Stored data entries:
################
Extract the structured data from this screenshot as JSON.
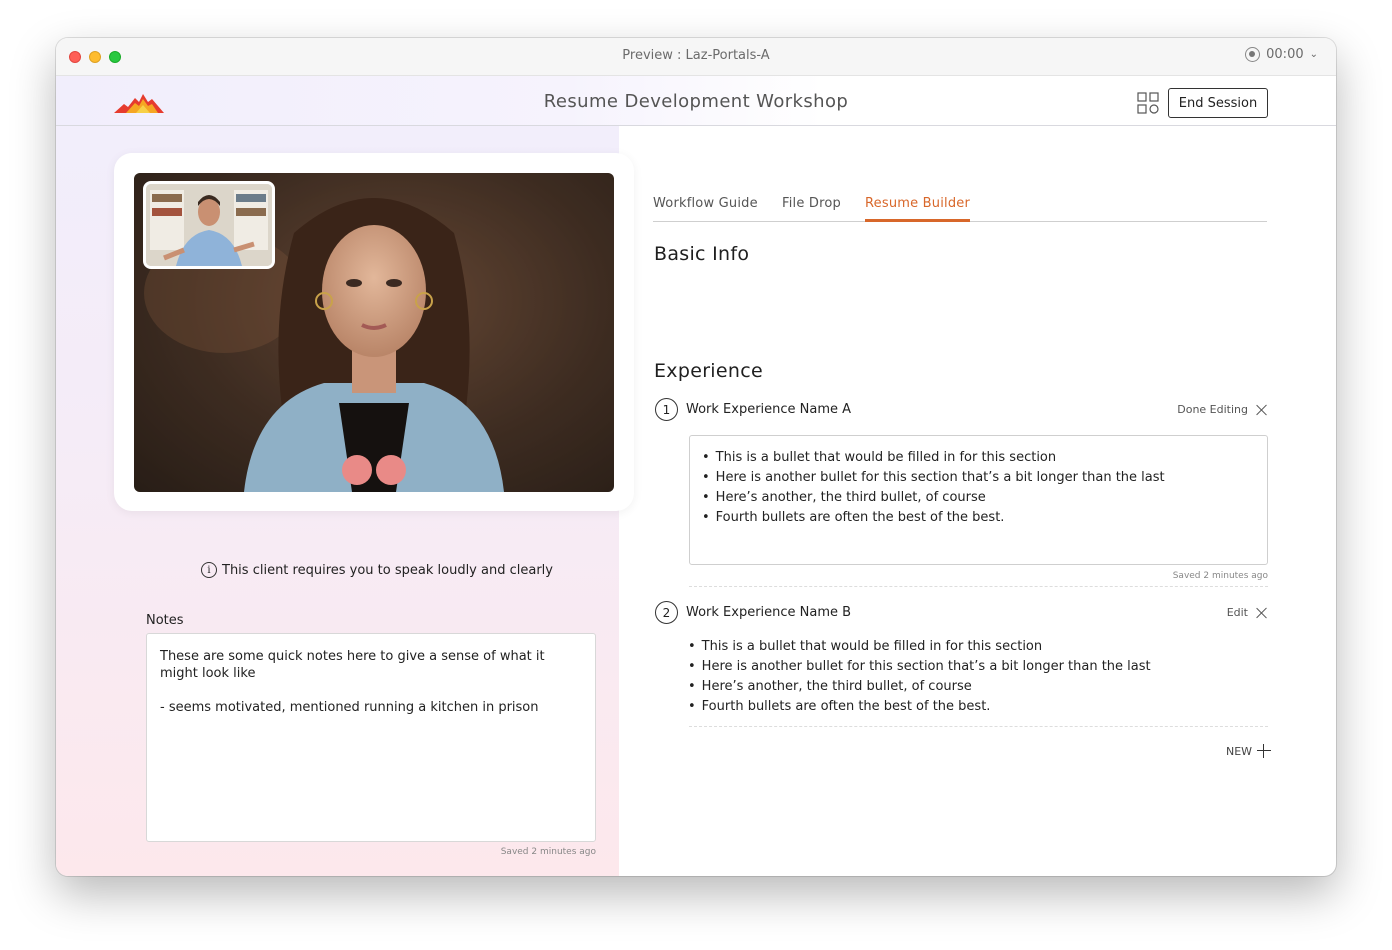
{
  "window": {
    "title": "Preview : Laz-Portals-A",
    "timer": "00:00"
  },
  "header": {
    "title": "Resume Development Workshop",
    "end_session_label": "End Session"
  },
  "video": {
    "client_note": "This client requires you to speak loudly and clearly"
  },
  "notes": {
    "label": "Notes",
    "text": "These are some quick notes here to give a sense of what it might look like\n\n- seems motivated, mentioned running a kitchen in prison",
    "saved": "Saved 2 minutes ago"
  },
  "tabs": [
    {
      "label": "Workflow Guide"
    },
    {
      "label": "File Drop"
    },
    {
      "label": "Resume Builder"
    }
  ],
  "builder": {
    "basic_info_heading": "Basic Info",
    "experience_heading": "Experience",
    "experiences": [
      {
        "number": "1",
        "name": "Work Experience Name A",
        "action": "Done Editing",
        "bullets": [
          "This is a bullet that would be filled in for this section",
          "Here is another bullet for this section that’s a bit longer than the last",
          "Here’s another, the third bullet, of course",
          "Fourth bullets are often the best of the best."
        ],
        "saved": "Saved 2 minutes ago"
      },
      {
        "number": "2",
        "name": "Work Experience Name B",
        "action": "Edit",
        "bullets": [
          "This is a bullet that would be filled in for this section",
          "Here is another bullet for this section that’s a bit longer than the last",
          "Here’s another, the third bullet, of course",
          "Fourth bullets are often the best of the best."
        ]
      }
    ],
    "new_label": "NEW"
  },
  "colors": {
    "accent": "#d8672a",
    "call_button": "#e98a87"
  }
}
################
Make an exact copy of every entry above, minus the images.

Extract the structured data from this screenshot as JSON.
{
  "window": {
    "title": "Preview : Laz-Portals-A",
    "timer": "00:00"
  },
  "header": {
    "title": "Resume Development Workshop",
    "end_session_label": "End Session"
  },
  "video": {
    "client_note": "This client requires you to speak loudly and clearly"
  },
  "notes": {
    "label": "Notes",
    "text": "These are some quick notes here to give a sense of what it might look like\n\n- seems motivated, mentioned running a kitchen in prison",
    "saved": "Saved 2 minutes ago"
  },
  "tabs": [
    {
      "label": "Workflow Guide"
    },
    {
      "label": "File Drop"
    },
    {
      "label": "Resume Builder"
    }
  ],
  "builder": {
    "basic_info_heading": "Basic Info",
    "experience_heading": "Experience",
    "experiences": [
      {
        "number": "1",
        "name": "Work Experience Name A",
        "action": "Done Editing",
        "bullets": [
          "This is a bullet that would be filled in for this section",
          "Here is another bullet for this section that’s a bit longer than the last",
          "Here’s another, the third bullet, of course",
          "Fourth bullets are often the best of the best."
        ],
        "saved": "Saved 2 minutes ago"
      },
      {
        "number": "2",
        "name": "Work Experience Name B",
        "action": "Edit",
        "bullets": [
          "This is a bullet that would be filled in for this section",
          "Here is another bullet for this section that’s a bit longer than the last",
          "Here’s another, the third bullet, of course",
          "Fourth bullets are often the best of the best."
        ]
      }
    ],
    "new_label": "NEW"
  },
  "colors": {
    "accent": "#d8672a",
    "call_button": "#e98a87"
  }
}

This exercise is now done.